What to work on ▸
Find the lines in the records that carry the word "common". Copy each one.

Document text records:

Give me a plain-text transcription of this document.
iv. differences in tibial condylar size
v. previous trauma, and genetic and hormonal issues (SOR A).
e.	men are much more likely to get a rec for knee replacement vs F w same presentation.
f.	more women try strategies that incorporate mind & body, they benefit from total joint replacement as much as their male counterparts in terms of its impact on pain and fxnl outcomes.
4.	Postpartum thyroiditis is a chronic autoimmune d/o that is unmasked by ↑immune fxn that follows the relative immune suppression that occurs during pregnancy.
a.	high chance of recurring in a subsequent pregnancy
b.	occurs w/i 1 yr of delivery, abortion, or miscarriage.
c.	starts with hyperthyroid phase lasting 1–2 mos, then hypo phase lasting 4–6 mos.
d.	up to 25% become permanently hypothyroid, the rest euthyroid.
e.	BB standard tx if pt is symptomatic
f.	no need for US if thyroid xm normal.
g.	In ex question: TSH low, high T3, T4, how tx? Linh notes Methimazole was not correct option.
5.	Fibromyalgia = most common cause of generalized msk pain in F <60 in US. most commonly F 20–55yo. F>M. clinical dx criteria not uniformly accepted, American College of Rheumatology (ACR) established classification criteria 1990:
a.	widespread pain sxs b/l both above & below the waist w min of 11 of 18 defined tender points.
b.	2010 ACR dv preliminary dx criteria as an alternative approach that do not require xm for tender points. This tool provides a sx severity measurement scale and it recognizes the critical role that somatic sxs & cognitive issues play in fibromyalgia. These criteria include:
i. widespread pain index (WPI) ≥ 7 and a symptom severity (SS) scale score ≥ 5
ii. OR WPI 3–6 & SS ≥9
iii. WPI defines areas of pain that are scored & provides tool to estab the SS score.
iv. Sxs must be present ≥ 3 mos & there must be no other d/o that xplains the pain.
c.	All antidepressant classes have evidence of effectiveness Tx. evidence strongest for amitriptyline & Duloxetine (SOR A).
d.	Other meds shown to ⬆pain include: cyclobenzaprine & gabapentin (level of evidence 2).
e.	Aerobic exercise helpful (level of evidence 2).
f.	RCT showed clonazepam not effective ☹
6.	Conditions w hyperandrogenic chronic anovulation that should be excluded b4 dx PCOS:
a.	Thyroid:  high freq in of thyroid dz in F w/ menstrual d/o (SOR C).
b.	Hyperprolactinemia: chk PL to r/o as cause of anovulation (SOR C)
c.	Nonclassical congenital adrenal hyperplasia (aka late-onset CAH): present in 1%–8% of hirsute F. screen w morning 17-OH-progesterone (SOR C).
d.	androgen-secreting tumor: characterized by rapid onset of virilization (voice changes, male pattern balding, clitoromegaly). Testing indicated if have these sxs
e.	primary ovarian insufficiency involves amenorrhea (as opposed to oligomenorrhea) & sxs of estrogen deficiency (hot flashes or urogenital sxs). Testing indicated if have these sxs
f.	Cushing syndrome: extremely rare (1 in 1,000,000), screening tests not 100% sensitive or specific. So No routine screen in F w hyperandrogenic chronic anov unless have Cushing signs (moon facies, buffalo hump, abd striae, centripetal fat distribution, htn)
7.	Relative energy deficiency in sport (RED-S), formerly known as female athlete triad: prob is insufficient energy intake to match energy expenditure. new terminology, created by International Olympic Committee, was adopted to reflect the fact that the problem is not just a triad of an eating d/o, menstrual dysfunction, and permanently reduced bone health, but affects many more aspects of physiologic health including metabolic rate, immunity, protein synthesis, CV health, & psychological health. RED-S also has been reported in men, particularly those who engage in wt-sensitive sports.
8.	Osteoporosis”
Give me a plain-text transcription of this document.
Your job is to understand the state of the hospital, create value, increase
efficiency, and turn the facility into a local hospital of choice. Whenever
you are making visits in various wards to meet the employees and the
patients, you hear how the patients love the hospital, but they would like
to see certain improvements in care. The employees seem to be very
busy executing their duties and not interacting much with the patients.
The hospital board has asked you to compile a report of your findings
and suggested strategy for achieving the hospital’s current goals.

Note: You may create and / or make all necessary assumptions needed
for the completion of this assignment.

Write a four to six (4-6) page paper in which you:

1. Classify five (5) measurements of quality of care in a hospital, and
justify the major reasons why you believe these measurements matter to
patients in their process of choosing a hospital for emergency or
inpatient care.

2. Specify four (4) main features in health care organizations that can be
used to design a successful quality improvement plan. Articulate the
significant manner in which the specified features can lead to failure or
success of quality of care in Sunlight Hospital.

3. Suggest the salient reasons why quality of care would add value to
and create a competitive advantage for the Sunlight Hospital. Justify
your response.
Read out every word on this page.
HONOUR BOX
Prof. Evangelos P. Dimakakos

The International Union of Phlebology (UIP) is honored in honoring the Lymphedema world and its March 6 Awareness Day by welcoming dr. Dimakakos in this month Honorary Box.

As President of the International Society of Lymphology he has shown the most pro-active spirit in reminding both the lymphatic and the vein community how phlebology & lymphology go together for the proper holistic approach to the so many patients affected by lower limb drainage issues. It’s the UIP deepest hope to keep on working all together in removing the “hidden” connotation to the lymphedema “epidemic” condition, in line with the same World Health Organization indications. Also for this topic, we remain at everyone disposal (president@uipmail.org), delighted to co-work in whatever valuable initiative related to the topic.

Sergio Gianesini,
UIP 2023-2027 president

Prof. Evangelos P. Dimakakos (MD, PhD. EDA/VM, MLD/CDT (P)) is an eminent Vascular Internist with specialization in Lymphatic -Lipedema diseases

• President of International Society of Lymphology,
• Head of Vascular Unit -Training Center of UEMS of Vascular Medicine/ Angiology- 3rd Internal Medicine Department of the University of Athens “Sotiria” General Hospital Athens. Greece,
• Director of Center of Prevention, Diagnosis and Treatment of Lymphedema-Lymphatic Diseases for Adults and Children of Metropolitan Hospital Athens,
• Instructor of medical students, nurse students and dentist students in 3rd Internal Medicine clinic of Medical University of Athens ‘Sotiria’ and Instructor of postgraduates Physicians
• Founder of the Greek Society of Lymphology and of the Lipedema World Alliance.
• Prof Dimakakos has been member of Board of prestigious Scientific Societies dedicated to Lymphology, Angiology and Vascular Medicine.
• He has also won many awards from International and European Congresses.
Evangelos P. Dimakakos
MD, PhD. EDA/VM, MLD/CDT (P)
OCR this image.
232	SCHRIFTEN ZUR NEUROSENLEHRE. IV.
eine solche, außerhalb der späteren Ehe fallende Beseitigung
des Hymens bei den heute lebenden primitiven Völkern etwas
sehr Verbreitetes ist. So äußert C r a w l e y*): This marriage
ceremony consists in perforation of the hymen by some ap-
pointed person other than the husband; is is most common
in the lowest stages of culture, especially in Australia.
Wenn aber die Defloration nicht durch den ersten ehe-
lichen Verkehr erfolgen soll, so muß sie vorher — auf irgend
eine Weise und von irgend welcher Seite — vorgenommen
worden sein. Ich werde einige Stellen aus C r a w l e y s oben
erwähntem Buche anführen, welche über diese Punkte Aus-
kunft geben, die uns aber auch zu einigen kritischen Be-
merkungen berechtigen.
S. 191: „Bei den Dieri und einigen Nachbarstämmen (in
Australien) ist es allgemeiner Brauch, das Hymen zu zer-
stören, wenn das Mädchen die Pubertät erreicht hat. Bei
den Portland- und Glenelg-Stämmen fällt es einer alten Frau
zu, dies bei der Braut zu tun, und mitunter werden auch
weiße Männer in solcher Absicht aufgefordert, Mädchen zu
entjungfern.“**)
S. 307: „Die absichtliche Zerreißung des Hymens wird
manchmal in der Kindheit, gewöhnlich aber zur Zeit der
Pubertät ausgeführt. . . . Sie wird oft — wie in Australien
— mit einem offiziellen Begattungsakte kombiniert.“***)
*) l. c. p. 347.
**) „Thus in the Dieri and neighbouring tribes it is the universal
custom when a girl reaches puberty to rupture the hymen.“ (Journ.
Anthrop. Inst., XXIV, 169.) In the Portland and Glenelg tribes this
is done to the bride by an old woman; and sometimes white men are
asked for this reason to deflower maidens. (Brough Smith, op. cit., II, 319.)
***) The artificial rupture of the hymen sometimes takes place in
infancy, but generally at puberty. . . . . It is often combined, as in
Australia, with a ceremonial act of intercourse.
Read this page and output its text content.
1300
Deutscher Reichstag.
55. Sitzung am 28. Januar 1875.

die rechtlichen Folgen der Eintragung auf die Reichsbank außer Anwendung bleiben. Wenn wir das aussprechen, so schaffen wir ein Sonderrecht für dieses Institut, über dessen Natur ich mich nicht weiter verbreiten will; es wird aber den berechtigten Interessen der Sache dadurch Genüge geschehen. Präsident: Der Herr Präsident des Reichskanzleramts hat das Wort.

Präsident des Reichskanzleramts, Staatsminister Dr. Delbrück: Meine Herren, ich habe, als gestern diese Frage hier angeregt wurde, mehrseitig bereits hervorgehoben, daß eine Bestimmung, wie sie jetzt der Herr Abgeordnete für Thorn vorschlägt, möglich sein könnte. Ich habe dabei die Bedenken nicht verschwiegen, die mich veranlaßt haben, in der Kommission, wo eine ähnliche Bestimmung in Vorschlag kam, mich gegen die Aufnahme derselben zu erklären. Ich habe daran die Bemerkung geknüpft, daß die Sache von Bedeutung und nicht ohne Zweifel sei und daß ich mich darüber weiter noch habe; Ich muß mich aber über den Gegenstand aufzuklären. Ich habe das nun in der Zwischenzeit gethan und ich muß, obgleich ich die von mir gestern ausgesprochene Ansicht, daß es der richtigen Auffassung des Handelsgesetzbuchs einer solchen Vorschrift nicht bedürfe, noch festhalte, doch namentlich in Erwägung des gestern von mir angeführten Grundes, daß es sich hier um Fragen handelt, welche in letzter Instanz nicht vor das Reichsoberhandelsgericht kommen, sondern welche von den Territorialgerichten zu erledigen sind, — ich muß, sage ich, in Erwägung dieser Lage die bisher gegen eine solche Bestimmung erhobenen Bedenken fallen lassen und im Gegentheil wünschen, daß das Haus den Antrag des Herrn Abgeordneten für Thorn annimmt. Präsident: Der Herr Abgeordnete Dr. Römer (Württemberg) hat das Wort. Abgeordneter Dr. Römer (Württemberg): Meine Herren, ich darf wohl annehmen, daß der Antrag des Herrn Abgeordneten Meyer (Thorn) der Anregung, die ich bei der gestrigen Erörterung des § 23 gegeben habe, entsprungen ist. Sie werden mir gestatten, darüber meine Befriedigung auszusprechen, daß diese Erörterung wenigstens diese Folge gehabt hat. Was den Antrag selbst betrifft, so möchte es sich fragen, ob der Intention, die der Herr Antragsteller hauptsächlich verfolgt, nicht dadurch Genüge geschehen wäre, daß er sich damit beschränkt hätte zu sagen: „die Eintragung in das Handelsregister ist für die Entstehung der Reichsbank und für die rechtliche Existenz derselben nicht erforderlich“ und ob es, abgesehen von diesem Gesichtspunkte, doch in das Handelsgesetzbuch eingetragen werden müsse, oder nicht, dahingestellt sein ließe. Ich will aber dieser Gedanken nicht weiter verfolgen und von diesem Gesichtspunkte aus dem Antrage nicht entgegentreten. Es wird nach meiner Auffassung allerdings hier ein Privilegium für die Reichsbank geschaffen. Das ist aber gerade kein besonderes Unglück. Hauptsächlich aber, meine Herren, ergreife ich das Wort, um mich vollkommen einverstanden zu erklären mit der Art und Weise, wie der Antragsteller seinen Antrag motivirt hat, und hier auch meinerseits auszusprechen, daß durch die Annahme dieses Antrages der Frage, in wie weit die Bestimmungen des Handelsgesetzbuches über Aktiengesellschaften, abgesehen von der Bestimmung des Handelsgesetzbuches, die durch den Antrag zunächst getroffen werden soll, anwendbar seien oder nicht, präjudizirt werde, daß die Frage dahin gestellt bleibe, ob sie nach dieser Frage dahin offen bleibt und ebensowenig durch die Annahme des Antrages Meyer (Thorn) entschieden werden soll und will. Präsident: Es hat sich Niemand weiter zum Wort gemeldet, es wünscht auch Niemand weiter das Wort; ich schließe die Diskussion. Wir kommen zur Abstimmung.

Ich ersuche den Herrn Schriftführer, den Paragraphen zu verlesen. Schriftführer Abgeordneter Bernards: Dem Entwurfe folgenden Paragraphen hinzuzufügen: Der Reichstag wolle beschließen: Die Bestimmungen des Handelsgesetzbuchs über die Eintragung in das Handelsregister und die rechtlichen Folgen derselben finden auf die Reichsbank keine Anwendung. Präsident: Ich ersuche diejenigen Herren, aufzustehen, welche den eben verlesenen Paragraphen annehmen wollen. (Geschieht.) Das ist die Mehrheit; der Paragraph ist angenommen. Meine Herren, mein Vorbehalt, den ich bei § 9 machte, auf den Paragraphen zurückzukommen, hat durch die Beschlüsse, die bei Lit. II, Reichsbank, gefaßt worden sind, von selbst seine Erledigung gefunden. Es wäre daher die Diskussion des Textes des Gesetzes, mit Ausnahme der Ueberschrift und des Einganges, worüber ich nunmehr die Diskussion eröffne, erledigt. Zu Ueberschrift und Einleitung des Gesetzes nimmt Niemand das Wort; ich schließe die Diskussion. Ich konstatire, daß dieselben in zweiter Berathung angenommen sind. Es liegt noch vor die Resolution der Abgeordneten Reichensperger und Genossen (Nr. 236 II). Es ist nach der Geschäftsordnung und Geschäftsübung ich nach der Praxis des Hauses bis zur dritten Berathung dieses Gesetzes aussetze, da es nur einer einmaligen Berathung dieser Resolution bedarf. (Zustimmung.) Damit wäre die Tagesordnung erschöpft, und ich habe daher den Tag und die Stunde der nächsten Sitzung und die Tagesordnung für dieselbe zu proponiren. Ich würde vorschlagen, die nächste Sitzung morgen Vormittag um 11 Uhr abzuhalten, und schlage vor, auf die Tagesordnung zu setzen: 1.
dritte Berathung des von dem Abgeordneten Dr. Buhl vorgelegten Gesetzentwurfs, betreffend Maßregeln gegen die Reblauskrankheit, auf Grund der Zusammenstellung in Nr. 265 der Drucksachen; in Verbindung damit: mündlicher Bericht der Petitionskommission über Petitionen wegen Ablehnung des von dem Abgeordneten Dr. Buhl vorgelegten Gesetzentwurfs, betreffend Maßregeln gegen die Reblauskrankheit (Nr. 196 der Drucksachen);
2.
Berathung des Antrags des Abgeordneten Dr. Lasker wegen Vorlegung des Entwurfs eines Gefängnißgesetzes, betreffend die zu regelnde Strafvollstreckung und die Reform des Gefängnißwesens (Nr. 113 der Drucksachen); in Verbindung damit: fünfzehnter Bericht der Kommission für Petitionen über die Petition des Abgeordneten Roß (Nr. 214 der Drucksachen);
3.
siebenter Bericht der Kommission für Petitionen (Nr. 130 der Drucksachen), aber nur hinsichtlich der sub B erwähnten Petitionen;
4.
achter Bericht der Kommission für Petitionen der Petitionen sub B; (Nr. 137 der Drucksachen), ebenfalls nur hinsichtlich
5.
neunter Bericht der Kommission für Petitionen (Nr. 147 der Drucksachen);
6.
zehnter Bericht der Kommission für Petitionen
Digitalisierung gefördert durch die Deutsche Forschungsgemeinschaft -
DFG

Solution to this task ▸
5.	Fibromyalgia = most common cause of generalized msk pain in F <60 in US. most commonly F 20–55yo. F>M. clinical dx criteria not uniformly accepted, American College of Rheumatology (ACR) established classification criteria 1990:
pointed person other than the husband; is is most common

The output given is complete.